──────── The records ────────

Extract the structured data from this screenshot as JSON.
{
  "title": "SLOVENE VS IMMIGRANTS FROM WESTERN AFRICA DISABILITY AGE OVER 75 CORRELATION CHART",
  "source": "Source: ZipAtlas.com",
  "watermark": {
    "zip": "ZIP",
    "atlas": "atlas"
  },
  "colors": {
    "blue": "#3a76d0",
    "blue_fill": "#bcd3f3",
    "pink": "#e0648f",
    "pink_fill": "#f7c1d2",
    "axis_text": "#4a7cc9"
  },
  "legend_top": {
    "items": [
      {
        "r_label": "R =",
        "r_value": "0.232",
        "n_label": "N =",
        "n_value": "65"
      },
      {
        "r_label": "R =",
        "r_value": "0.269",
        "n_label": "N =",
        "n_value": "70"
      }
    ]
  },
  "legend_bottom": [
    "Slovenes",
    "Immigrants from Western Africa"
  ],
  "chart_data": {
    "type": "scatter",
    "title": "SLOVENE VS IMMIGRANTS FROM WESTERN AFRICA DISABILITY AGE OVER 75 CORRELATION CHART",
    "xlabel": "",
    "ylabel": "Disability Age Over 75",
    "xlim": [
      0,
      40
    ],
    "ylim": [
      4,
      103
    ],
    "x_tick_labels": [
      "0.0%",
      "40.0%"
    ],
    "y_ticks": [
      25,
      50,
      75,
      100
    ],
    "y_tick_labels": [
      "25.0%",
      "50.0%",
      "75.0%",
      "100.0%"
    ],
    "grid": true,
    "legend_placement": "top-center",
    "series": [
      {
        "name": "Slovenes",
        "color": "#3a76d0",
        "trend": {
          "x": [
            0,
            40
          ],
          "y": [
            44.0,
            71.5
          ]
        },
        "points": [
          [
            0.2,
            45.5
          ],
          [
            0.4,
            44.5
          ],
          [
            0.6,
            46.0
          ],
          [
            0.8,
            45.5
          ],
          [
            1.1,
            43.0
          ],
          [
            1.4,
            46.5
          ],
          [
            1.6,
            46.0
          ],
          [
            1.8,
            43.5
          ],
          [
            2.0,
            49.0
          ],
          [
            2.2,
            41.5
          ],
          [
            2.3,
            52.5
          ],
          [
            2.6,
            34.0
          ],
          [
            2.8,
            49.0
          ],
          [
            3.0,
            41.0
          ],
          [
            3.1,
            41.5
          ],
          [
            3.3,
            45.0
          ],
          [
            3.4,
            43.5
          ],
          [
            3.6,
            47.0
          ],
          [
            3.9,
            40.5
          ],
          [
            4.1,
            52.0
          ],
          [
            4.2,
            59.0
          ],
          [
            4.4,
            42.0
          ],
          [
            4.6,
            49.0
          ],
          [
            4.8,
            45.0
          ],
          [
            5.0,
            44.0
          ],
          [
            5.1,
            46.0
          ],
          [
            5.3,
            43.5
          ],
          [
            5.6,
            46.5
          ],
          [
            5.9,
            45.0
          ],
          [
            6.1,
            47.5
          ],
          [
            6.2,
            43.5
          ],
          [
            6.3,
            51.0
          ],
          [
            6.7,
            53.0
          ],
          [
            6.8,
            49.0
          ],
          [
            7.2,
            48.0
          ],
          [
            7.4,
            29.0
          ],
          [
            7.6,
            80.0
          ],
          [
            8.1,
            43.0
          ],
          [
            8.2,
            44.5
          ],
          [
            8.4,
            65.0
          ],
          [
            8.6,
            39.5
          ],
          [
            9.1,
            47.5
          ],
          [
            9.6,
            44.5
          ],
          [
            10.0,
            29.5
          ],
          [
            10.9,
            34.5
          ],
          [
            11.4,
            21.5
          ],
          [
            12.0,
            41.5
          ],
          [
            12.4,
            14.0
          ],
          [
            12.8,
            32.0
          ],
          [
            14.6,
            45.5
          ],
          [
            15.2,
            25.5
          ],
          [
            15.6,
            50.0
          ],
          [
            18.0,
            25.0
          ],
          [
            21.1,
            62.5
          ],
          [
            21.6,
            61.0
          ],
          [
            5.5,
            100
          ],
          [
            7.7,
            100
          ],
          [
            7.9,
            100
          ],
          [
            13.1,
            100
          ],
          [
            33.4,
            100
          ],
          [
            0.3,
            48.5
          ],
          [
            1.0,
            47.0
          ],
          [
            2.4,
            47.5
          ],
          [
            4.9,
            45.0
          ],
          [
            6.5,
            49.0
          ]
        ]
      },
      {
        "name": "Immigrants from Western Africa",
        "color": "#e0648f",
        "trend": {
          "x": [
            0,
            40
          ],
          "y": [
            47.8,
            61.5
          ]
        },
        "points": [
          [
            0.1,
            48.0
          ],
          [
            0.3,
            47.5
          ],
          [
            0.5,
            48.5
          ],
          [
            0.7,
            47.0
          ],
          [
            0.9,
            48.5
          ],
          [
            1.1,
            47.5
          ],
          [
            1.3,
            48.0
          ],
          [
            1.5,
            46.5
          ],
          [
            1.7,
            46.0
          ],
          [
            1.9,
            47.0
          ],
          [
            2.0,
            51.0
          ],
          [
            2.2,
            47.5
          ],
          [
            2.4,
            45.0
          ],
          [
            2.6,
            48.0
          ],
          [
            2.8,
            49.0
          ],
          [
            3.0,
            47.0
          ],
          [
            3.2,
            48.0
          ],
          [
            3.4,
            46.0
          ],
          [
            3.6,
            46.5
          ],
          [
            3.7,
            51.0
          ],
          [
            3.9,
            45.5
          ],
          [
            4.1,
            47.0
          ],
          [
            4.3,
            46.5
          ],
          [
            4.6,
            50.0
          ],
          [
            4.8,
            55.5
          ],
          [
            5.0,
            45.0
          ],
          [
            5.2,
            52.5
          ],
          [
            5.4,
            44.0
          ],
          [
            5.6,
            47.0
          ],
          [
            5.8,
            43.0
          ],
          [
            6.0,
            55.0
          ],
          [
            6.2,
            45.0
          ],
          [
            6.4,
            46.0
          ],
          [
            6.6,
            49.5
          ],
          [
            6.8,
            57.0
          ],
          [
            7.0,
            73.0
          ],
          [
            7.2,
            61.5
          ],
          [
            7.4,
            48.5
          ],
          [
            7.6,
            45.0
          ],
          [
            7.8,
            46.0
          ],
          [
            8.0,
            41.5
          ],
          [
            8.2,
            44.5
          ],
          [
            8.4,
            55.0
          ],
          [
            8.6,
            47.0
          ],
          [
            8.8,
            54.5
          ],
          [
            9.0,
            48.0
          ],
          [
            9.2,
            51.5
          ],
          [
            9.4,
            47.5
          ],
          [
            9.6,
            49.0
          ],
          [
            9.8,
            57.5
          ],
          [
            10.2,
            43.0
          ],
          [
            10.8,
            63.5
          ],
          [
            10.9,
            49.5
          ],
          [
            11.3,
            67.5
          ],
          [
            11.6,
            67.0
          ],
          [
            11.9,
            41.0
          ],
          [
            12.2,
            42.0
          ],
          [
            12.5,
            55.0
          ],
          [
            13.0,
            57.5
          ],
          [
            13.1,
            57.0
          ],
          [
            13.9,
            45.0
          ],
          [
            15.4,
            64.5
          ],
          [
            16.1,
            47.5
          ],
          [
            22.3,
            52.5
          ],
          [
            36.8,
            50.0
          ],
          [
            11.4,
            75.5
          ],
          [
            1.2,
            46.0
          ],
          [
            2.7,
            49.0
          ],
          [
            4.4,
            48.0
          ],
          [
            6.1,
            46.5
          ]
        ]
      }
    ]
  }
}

────────

▸ **What you need to do**:
From the data above, extract every line in its exact form.

▸ **Answer below**:
Extract the structured data from this screenshot as JSON.
{
  "title": "SLOVENE VS IMMIGRANTS FROM WESTERN AFRICA DISABILITY AGE OVER 75 CORRELATION CHART",
  "source": "Source: ZipAtlas.com",
  "watermark": {
    "zip": "ZIP",
    "atlas": "atlas"
  },
  "colors": {
    "blue": "#3a76d0",
    "blue_fill": "#bcd3f3",
    "pink": "#e0648f",
    "pink_fill": "#f7c1d2",
    "axis_text": "#4a7cc9"
  },
  "legend_top": {
    "items": [
      {
        "r_label": "R =",
        "r_value": "0.232",
        "n_label": "N =",
        "n_value": "65"
      },
      {
        "r_label": "R =",
        "r_value": "0.269",
        "n_label": "N =",
        "n_value": "70"
      }
    ]
  },
  "legend_bottom": [
    "Slovenes",
    "Immigrants from Western Africa"
  ],
  "chart_data": {
    "type": "scatter",
    "title": "SLOVENE VS IMMIGRANTS FROM WESTERN AFRICA DISABILITY AGE OVER 75 CORRELATION CHART",
    "xlabel": "",
    "ylabel": "Disability Age Over 75",
    "xlim": [
      0,
      40
    ],
    "ylim": [
      4,
      103
    ],
    "x_tick_labels": [
      "0.0%",
      "40.0%"
    ],
    "y_ticks": [
      25,
      50,
      75,
      100
    ],
    "y_tick_labels": [
      "25.0%",
      "50.0%",
      "75.0%",
      "100.0%"
    ],
    "grid": true,
    "legend_placement": "top-center",
    "series": [
      {
        "name": "Slovenes",
        "color": "#3a76d0",
        "trend": {
          "x": [
            0,
            40
          ],
          "y": [
            44.0,
            71.5
          ]
        },
        "points": [
          [
            0.2,
            45.5
          ],
          [
            0.4,
            44.5
          ],
          [
            0.6,
            46.0
          ],
          [
            0.8,
            45.5
          ],
          [
            1.1,
            43.0
          ],
          [
            1.4,
            46.5
          ],
          [
            1.6,
            46.0
          ],
          [
            1.8,
            43.5
          ],
          [
            2.0,
            49.0
          ],
          [
            2.2,
            41.5
          ],
          [
            2.3,
            52.5
          ],
          [
            2.6,
            34.0
          ],
          [
            2.8,
            49.0
          ],
          [
            3.0,
            41.0
          ],
          [
            3.1,
            41.5
          ],
          [
            3.3,
            45.0
          ],
          [
            3.4,
            43.5
          ],
          [
            3.6,
            47.0
          ],
          [
            3.9,
            40.5
          ],
          [
            4.1,
            52.0
          ],
          [
            4.2,
            59.0
          ],
          [
            4.4,
            42.0
          ],
          [
            4.6,
            49.0
          ],
          [
            4.8,
            45.0
          ],
          [
            5.0,
            44.0
          ],
          [
            5.1,
            46.0
          ],
          [
            5.3,
            43.5
          ],
          [
            5.6,
            46.5
          ],
          [
            5.9,
            45.0
          ],
          [
            6.1,
            47.5
          ],
          [
            6.2,
            43.5
          ],
          [
            6.3,
            51.0
          ],
          [
            6.7,
            53.0
          ],
          [
            6.8,
            49.0
          ],
          [
            7.2,
            48.0
          ],
          [
            7.4,
            29.0
          ],
          [
            7.6,
            80.0
          ],
          [
            8.1,
            43.0
          ],
          [
            8.2,
            44.5
          ],
          [
            8.4,
            65.0
          ],
          [
            8.6,
            39.5
          ],
          [
            9.1,
            47.5
          ],
          [
            9.6,
            44.5
          ],
          [
            10.0,
            29.5
          ],
          [
            10.9,
            34.5
          ],
          [
            11.4,
            21.5
          ],
          [
            12.0,
            41.5
          ],
          [
            12.4,
            14.0
          ],
          [
            12.8,
            32.0
          ],
          [
            14.6,
            45.5
          ],
          [
            15.2,
            25.5
          ],
          [
            15.6,
            50.0
          ],
          [
            18.0,
            25.0
          ],
          [
            21.1,
            62.5
          ],
          [
            21.6,
            61.0
          ],
          [
            5.5,
            100
          ],
          [
            7.7,
            100
          ],
          [
            7.9,
            100
          ],
          [
            13.1,
            100
          ],
          [
            33.4,
            100
          ],
          [
            0.3,
            48.5
          ],
          [
            1.0,
            47.0
          ],
          [
            2.4,
            47.5
          ],
          [
            4.9,
            45.0
          ],
          [
            6.5,
            49.0
          ]
        ]
      },
      {
        "name": "Immigrants from Western Africa",
        "color": "#e0648f",
        "trend": {
          "x": [
            0,
            40
          ],
          "y": [
            47.8,
            61.5
          ]
        },
        "points": [
          [
            0.1,
            48.0
          ],
          [
            0.3,
            47.5
          ],
          [
            0.5,
            48.5
          ],
          [
            0.7,
            47.0
          ],
          [
            0.9,
            48.5
          ],
          [
            1.1,
            47.5
          ],
          [
            1.3,
            48.0
          ],
          [
            1.5,
            46.5
          ],
          [
            1.7,
            46.0
          ],
          [
            1.9,
            47.0
          ],
          [
            2.0,
            51.0
          ],
          [
            2.2,
            47.5
          ],
          [
            2.4,
            45.0
          ],
          [
            2.6,
            48.0
          ],
          [
            2.8,
            49.0
          ],
          [
            3.0,
            47.0
          ],
          [
            3.2,
            48.0
          ],
          [
            3.4,
            46.0
          ],
          [
            3.6,
            46.5
          ],
          [
            3.7,
            51.0
          ],
          [
            3.9,
            45.5
          ],
          [
            4.1,
            47.0
          ],
          [
            4.3,
            46.5
          ],
          [
            4.6,
            50.0
          ],
          [
            4.8,
            55.5
          ],
          [
            5.0,
            45.0
          ],
          [
            5.2,
            52.5
          ],
          [
            5.4,
            44.0
          ],
          [
            5.6,
            47.0
          ],
          [
            5.8,
            43.0
          ],
          [
            6.0,
            55.0
          ],
          [
            6.2,
            45.0
          ],
          [
            6.4,
            46.0
          ],
          [
            6.6,
            49.5
          ],
          [
            6.8,
            57.0
          ],
          [
            7.0,
            73.0
          ],
          [
            7.2,
            61.5
          ],
          [
            7.4,
            48.5
          ],
          [
            7.6,
            45.0
          ],
          [
            7.8,
            46.0
          ],
          [
            8.0,
            41.5
          ],
          [
            8.2,
            44.5
          ],
          [
            8.4,
            55.0
          ],
          [
            8.6,
            47.0
          ],
          [
            8.8,
            54.5
          ],
          [
            9.0,
            48.0
          ],
          [
            9.2,
            51.5
          ],
          [
            9.4,
            47.5
          ],
          [
            9.6,
            49.0
          ],
          [
            9.8,
            57.5
          ],
          [
            10.2,
            43.0
          ],
          [
            10.8,
            63.5
          ],
          [
            10.9,
            49.5
          ],
          [
            11.3,
            67.5
          ],
          [
            11.6,
            67.0
          ],
          [
            11.9,
            41.0
          ],
          [
            12.2,
            42.0
          ],
          [
            12.5,
            55.0
          ],
          [
            13.0,
            57.5
          ],
          [
            13.1,
            57.0
          ],
          [
            13.9,
            45.0
          ],
          [
            15.4,
            64.5
          ],
          [
            16.1,
            47.5
          ],
          [
            22.3,
            52.5
          ],
          [
            36.8,
            50.0
          ],
          [
            11.4,
            75.5
          ],
          [
            1.2,
            46.0
          ],
          [
            2.7,
            49.0
          ],
          [
            4.4,
            48.0
          ],
          [
            6.1,
            46.5
          ]
        ]
      }
    ]
  }
}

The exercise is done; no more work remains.